## Objective
In the entries below, count every line with the string "online". State the count and nothing else.

## Supplied entries

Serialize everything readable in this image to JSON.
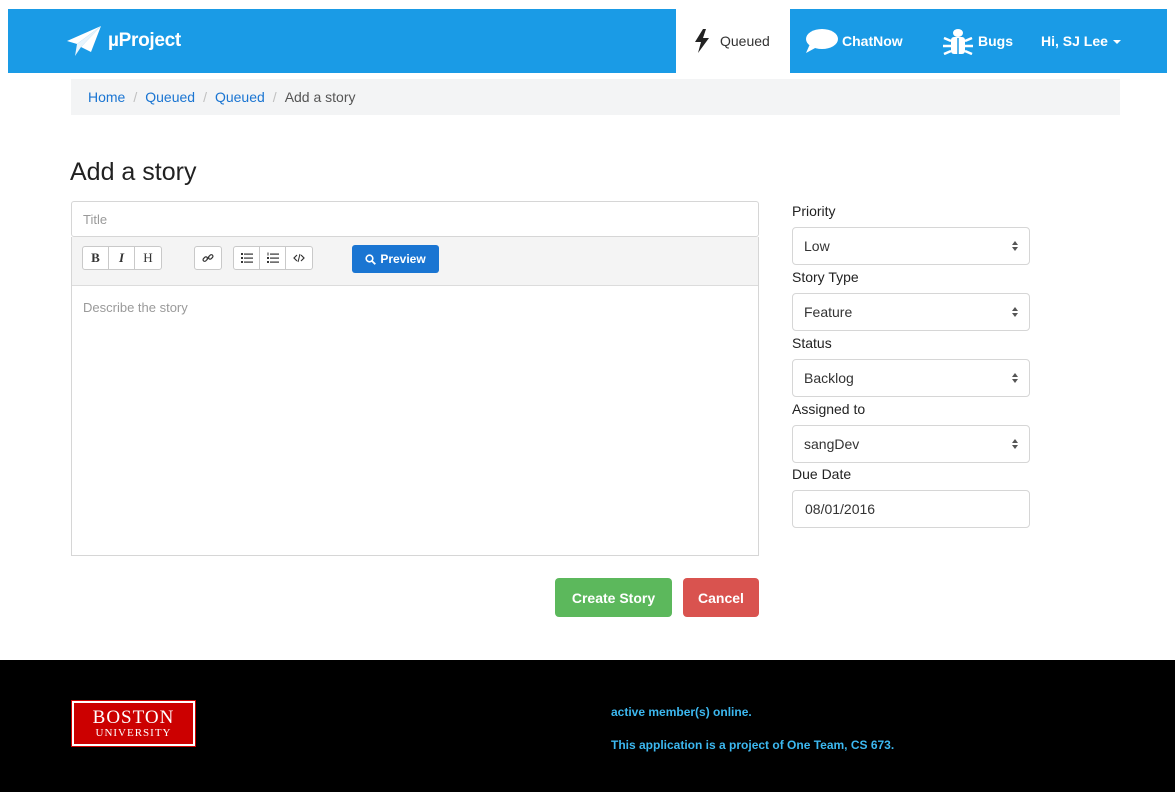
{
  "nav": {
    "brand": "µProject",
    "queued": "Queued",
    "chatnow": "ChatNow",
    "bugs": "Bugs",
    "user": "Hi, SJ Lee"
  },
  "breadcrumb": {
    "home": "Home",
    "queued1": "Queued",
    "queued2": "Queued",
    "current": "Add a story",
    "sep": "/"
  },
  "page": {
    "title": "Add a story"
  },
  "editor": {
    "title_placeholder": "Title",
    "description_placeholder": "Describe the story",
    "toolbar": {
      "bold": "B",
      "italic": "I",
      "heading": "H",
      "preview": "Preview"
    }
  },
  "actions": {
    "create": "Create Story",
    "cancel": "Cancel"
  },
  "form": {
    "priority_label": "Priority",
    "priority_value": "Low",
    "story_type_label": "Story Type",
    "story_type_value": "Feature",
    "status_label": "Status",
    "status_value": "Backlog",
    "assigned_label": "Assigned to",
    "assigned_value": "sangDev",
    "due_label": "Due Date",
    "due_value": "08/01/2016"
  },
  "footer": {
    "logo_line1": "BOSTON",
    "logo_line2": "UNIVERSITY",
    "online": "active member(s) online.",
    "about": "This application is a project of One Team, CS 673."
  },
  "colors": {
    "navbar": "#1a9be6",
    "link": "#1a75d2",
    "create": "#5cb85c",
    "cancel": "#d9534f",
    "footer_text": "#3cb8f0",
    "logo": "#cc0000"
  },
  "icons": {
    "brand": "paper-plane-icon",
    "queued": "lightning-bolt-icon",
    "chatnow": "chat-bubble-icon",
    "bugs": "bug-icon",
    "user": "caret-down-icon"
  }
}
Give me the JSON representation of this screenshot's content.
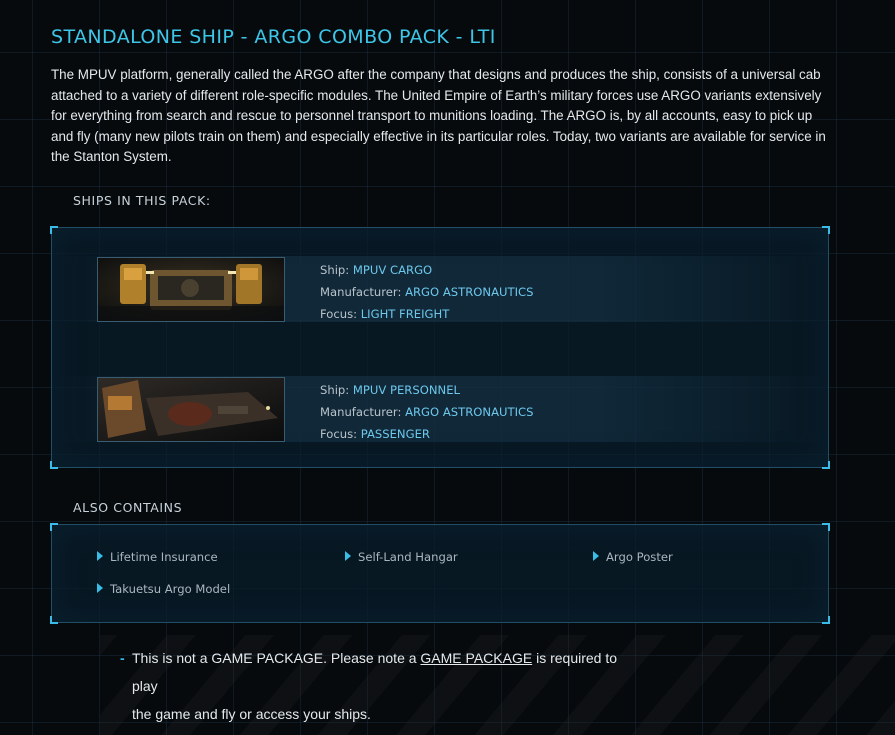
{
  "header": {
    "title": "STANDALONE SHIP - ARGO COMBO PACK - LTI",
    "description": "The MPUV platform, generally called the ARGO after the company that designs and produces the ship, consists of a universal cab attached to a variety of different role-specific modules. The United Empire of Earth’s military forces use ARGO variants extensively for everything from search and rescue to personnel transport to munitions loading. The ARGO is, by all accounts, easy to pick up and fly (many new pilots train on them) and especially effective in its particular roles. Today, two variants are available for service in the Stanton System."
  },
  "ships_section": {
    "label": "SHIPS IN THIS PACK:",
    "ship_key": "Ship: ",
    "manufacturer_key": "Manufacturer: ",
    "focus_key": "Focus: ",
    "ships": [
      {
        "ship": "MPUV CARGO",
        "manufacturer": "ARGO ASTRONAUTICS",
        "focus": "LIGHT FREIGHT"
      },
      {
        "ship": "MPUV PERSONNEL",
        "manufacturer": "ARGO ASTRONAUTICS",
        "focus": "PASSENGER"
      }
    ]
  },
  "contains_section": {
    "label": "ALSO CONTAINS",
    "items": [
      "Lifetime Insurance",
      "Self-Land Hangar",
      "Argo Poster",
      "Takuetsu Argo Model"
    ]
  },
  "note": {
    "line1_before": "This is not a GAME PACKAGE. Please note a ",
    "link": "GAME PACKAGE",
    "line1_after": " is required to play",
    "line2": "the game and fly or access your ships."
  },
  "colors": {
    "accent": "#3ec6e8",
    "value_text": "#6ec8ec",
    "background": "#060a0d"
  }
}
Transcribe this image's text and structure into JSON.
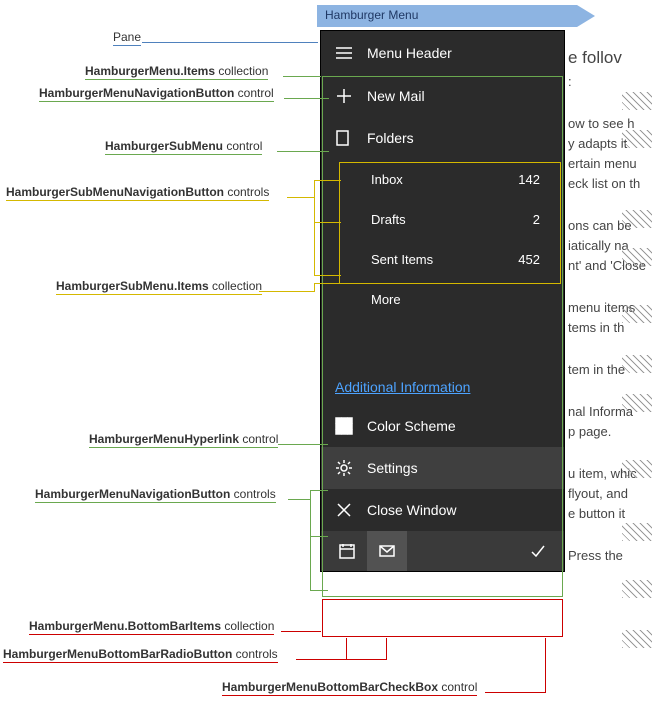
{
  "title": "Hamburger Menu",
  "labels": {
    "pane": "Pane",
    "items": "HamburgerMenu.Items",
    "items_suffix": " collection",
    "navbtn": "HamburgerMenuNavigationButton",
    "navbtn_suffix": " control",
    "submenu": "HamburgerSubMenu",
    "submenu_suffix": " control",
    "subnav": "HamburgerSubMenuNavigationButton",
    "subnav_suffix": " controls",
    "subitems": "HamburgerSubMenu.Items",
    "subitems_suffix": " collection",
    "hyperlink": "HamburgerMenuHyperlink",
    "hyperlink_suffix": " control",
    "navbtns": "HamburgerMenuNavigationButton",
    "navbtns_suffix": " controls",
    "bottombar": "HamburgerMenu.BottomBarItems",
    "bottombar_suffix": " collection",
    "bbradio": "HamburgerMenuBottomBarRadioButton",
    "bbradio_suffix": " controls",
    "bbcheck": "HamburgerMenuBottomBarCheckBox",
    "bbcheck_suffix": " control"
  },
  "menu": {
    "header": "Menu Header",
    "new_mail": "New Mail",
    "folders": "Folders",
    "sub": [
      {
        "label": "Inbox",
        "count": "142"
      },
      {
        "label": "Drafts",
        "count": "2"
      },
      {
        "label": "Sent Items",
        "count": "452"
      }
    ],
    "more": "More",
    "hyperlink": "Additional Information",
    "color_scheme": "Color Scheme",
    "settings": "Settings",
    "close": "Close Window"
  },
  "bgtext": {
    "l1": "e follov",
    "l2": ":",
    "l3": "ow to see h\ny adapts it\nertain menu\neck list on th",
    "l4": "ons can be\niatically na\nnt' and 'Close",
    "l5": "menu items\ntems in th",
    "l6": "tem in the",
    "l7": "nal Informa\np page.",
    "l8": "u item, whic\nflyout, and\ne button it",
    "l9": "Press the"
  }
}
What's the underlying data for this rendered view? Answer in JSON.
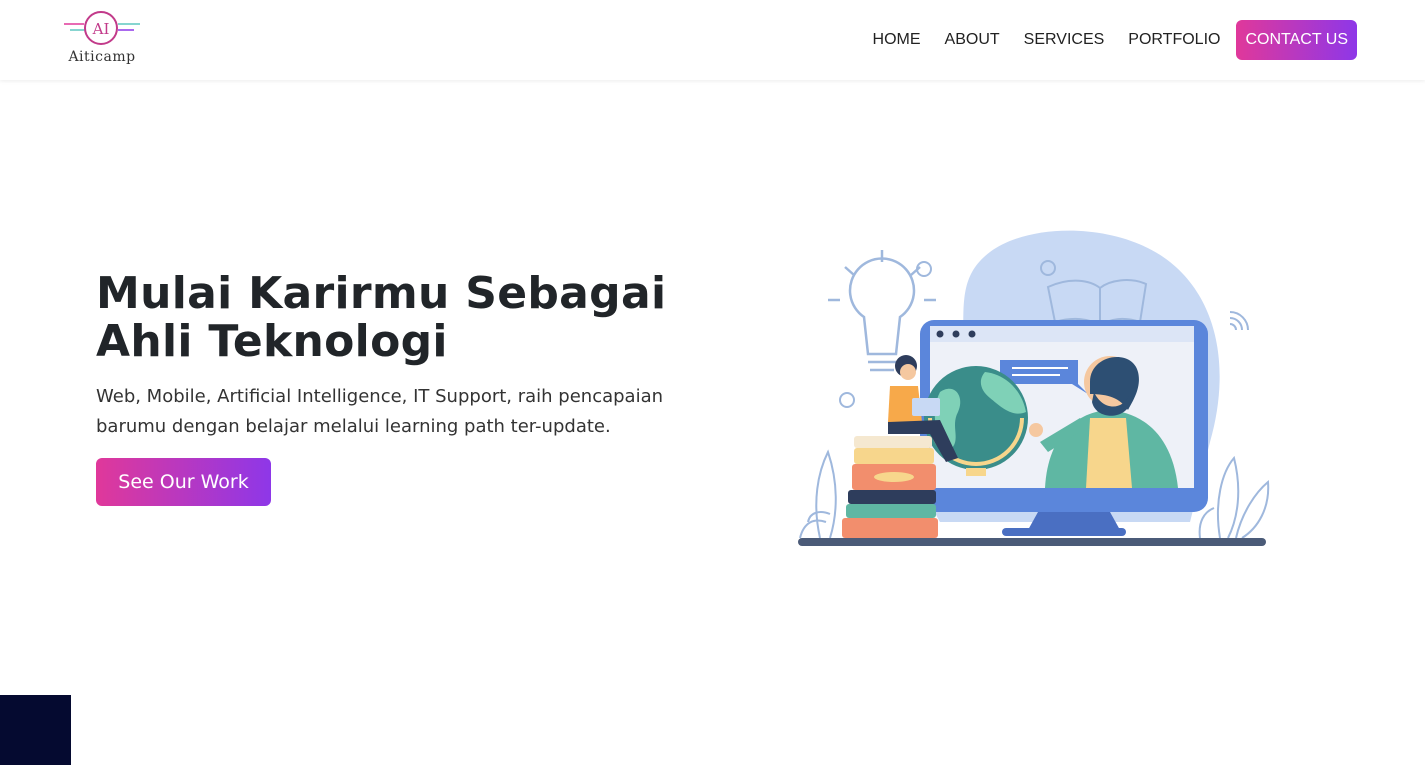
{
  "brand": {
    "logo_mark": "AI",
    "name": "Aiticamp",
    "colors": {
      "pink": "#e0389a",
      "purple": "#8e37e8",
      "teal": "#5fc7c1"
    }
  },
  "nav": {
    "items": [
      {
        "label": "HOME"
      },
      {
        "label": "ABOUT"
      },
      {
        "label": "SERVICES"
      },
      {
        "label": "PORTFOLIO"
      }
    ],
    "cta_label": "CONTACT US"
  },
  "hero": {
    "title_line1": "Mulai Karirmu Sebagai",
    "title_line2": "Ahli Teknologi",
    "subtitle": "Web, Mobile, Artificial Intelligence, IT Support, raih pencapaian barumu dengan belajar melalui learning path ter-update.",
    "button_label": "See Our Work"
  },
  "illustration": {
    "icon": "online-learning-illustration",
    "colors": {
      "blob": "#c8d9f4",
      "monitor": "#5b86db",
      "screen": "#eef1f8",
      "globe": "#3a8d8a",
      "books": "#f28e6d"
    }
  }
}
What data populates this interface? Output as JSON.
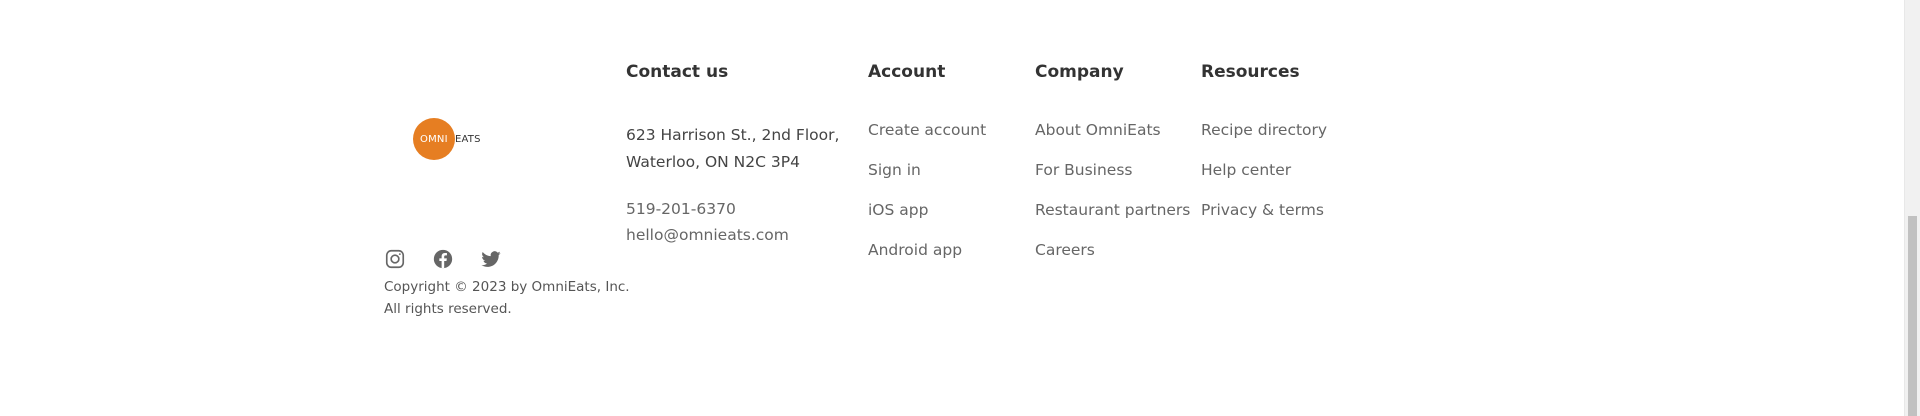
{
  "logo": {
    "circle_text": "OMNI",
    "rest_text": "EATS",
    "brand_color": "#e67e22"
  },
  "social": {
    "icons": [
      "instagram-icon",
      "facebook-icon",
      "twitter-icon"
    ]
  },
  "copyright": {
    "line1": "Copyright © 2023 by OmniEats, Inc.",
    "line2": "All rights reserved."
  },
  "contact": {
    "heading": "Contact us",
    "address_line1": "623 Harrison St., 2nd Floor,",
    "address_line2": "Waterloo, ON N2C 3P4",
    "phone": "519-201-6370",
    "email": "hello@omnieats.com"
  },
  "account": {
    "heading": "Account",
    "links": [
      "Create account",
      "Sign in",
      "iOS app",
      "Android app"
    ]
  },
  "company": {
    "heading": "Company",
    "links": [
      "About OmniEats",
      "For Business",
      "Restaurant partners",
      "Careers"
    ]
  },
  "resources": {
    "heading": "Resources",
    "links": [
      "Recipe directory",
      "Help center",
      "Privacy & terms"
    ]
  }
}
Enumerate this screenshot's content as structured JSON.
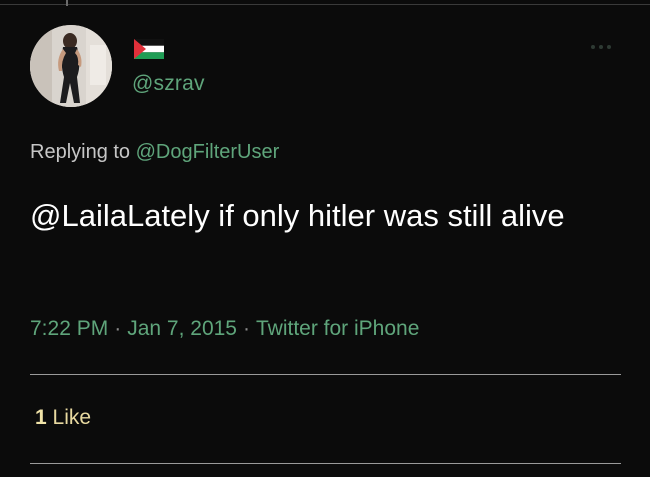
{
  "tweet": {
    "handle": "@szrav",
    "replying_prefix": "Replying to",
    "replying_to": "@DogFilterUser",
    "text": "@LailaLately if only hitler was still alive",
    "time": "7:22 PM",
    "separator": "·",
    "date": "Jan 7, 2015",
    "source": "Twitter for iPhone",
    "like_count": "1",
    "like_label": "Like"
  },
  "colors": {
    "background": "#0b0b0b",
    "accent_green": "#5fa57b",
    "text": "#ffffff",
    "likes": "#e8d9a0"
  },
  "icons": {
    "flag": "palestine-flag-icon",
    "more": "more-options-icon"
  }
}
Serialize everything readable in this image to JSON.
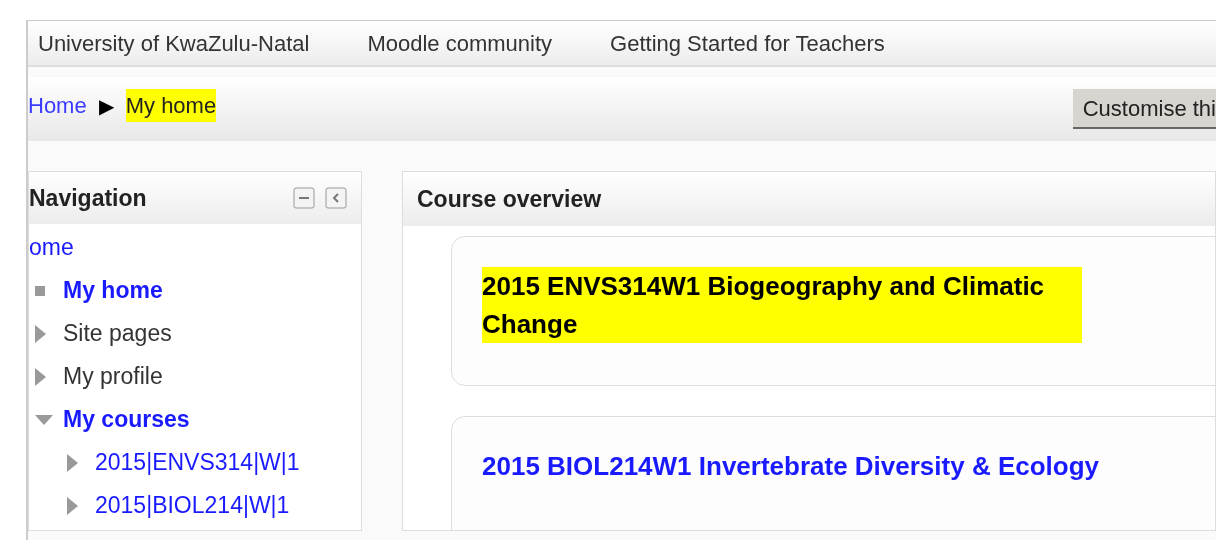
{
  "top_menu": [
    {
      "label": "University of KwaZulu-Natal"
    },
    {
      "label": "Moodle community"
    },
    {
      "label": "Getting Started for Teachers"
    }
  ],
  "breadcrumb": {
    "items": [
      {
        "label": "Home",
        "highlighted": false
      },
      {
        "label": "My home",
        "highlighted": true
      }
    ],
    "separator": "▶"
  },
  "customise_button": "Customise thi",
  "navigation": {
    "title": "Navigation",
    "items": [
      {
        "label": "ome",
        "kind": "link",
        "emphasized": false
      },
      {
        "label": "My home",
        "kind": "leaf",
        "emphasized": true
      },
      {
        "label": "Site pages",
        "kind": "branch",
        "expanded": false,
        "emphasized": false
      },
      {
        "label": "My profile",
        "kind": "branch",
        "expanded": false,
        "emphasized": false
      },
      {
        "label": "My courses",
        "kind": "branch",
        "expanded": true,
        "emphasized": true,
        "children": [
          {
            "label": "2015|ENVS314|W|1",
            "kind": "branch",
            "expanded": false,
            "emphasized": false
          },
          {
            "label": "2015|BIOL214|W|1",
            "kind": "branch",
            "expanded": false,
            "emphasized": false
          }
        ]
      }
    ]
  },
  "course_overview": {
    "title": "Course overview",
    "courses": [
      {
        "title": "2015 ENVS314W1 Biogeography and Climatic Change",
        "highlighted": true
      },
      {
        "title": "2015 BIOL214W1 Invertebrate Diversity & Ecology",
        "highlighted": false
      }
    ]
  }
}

## Response to this exercise
2